* [Extracted data]:
__________________________________________________
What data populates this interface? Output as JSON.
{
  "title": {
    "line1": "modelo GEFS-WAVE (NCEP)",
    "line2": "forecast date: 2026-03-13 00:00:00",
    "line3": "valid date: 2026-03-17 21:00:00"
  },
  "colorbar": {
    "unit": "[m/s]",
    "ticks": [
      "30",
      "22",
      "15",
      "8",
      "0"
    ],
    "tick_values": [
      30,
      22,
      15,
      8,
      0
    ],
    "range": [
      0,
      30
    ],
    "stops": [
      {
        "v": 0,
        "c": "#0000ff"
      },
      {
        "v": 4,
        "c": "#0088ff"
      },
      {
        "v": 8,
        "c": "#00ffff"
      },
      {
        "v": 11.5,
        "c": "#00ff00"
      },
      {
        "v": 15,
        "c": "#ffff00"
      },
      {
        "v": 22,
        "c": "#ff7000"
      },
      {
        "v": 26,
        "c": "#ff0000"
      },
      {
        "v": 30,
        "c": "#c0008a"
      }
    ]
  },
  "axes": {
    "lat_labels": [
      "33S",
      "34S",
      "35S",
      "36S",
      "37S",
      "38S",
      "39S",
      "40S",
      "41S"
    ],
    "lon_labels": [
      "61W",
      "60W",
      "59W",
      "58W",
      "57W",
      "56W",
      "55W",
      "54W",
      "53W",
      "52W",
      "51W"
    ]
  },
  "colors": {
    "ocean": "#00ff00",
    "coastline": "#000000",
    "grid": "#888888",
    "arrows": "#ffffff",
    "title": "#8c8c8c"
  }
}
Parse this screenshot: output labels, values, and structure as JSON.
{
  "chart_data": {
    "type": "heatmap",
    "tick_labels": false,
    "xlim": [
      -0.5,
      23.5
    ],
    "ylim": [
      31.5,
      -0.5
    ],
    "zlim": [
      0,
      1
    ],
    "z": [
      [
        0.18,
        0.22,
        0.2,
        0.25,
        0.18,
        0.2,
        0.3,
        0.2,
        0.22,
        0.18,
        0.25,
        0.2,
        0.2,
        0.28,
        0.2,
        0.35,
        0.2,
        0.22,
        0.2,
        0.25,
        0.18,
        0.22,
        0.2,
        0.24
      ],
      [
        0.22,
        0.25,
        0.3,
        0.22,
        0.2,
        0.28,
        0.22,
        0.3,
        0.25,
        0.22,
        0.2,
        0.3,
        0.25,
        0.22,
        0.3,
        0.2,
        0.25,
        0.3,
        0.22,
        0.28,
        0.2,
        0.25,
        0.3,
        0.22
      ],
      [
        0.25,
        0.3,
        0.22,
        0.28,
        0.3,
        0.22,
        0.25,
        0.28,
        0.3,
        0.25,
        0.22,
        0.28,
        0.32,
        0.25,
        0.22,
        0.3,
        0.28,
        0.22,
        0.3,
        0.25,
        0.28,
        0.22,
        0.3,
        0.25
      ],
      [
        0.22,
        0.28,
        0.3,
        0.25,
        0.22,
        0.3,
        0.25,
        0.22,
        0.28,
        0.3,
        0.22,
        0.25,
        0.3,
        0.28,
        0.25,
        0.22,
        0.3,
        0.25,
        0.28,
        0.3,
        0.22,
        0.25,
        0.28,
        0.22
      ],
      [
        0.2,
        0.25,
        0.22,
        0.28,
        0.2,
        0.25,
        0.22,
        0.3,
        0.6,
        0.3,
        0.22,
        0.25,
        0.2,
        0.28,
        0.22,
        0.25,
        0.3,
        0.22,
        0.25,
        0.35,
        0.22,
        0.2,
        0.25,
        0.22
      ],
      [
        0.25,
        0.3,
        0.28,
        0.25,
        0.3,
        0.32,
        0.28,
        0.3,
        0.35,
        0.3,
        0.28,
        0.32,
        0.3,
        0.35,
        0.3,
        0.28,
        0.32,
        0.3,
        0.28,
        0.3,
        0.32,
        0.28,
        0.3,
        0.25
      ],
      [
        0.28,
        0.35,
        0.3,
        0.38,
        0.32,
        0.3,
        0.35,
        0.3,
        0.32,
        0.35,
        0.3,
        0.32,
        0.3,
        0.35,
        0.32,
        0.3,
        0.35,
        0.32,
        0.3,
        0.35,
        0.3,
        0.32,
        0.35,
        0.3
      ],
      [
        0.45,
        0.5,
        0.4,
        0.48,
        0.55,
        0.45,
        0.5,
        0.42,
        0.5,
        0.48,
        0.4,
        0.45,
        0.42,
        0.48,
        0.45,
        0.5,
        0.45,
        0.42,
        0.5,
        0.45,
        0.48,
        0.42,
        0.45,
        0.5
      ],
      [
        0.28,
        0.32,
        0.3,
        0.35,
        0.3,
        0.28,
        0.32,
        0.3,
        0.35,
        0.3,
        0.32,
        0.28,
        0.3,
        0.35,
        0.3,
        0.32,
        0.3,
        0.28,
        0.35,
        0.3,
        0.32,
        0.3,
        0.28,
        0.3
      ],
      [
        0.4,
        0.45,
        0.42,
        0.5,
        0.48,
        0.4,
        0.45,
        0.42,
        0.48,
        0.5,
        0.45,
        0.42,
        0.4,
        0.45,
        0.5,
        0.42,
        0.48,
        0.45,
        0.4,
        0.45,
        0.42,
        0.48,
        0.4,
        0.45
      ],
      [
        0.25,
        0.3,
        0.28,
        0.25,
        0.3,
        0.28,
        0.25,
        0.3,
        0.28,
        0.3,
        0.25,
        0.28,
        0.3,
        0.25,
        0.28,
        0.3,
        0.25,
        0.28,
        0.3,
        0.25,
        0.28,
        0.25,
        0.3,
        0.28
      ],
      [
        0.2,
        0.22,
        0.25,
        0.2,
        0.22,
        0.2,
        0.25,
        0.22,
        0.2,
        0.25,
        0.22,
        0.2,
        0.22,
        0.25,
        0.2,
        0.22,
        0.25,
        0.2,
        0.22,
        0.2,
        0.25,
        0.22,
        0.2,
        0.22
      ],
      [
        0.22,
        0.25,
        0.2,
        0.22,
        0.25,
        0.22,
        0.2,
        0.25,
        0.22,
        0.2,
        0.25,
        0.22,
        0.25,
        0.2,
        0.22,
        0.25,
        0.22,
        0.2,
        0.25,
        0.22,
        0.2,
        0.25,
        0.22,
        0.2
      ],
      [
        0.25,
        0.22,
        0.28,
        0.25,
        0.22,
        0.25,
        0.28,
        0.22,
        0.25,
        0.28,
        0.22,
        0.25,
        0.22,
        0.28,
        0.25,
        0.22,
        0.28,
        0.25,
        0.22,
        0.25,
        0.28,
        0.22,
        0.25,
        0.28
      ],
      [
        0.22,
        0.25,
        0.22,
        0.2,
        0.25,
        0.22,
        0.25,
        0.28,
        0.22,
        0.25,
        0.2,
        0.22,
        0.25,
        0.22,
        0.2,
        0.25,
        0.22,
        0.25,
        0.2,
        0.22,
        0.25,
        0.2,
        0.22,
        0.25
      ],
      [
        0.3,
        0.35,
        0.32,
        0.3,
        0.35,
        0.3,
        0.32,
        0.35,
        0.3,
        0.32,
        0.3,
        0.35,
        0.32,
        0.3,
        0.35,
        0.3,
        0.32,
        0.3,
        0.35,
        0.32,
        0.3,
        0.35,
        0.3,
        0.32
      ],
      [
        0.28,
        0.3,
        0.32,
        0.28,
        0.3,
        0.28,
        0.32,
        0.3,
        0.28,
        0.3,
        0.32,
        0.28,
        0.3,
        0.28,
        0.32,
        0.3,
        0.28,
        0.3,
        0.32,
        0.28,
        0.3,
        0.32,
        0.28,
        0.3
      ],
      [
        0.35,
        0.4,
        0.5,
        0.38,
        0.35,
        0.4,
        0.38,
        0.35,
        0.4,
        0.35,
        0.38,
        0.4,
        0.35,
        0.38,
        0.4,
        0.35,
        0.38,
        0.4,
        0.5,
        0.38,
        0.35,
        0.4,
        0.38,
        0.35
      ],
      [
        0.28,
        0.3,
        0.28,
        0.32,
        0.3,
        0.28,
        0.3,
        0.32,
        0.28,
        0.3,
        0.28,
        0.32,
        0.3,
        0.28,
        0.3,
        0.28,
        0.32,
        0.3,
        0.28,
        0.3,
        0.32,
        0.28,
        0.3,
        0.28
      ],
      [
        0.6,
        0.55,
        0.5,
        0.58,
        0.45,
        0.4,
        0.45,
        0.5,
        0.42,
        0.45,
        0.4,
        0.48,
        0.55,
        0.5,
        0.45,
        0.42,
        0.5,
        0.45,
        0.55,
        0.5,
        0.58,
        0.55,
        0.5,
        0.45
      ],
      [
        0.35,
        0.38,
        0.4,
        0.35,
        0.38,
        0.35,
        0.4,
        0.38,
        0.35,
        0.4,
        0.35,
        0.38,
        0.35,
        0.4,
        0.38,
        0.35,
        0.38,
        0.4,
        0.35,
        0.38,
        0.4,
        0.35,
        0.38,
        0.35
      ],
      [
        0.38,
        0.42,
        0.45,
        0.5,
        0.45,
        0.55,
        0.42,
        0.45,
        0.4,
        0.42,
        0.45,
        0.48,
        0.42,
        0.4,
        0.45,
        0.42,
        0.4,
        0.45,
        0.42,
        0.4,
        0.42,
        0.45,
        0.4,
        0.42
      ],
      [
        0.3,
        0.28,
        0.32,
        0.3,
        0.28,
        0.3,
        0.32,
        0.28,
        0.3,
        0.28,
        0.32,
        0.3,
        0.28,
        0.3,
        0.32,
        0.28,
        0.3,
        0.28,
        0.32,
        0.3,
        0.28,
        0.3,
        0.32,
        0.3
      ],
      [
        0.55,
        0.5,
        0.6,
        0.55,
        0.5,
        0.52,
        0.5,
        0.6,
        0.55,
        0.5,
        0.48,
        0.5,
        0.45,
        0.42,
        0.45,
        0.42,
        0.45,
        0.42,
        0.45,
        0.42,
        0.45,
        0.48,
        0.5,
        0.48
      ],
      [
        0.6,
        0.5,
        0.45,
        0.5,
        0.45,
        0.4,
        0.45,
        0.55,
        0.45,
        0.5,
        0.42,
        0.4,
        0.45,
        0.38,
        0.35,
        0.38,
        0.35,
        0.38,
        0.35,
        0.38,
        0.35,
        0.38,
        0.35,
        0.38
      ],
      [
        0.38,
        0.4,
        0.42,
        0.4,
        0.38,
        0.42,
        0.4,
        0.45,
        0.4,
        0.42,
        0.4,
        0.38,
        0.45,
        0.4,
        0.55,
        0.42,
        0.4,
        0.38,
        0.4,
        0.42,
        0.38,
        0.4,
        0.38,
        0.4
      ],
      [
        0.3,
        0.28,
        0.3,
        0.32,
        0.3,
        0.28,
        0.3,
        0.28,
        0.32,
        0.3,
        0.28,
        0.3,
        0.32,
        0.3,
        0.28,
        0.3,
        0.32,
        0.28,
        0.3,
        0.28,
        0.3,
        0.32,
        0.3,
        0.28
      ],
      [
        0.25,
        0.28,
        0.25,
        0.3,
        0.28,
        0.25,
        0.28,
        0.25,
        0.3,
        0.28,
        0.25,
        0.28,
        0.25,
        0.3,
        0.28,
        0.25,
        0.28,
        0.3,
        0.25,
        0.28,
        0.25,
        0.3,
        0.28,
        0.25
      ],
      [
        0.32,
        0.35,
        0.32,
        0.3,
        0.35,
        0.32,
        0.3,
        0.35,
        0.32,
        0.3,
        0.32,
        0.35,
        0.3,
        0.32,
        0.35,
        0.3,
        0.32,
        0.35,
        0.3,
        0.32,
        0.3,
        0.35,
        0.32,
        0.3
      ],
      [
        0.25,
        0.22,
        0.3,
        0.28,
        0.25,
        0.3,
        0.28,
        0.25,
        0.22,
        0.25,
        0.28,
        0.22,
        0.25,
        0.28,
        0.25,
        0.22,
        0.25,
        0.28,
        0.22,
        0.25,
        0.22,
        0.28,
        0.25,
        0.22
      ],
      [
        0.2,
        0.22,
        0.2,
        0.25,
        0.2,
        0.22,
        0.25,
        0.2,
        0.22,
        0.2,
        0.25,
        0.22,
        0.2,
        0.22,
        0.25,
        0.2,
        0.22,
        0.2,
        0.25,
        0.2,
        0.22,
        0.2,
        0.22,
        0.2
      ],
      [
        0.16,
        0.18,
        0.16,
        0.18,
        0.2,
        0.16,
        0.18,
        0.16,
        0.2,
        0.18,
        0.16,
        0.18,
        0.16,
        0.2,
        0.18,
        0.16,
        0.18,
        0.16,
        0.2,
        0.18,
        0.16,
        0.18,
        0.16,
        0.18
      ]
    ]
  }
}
__________________________________________________
* [Short problem]: Pull out all lines in the data above that include "this".

* [Final result]:
What data populates this interface? Output as JSON.
Parse this screenshot: output labels, values, and structure as JSON.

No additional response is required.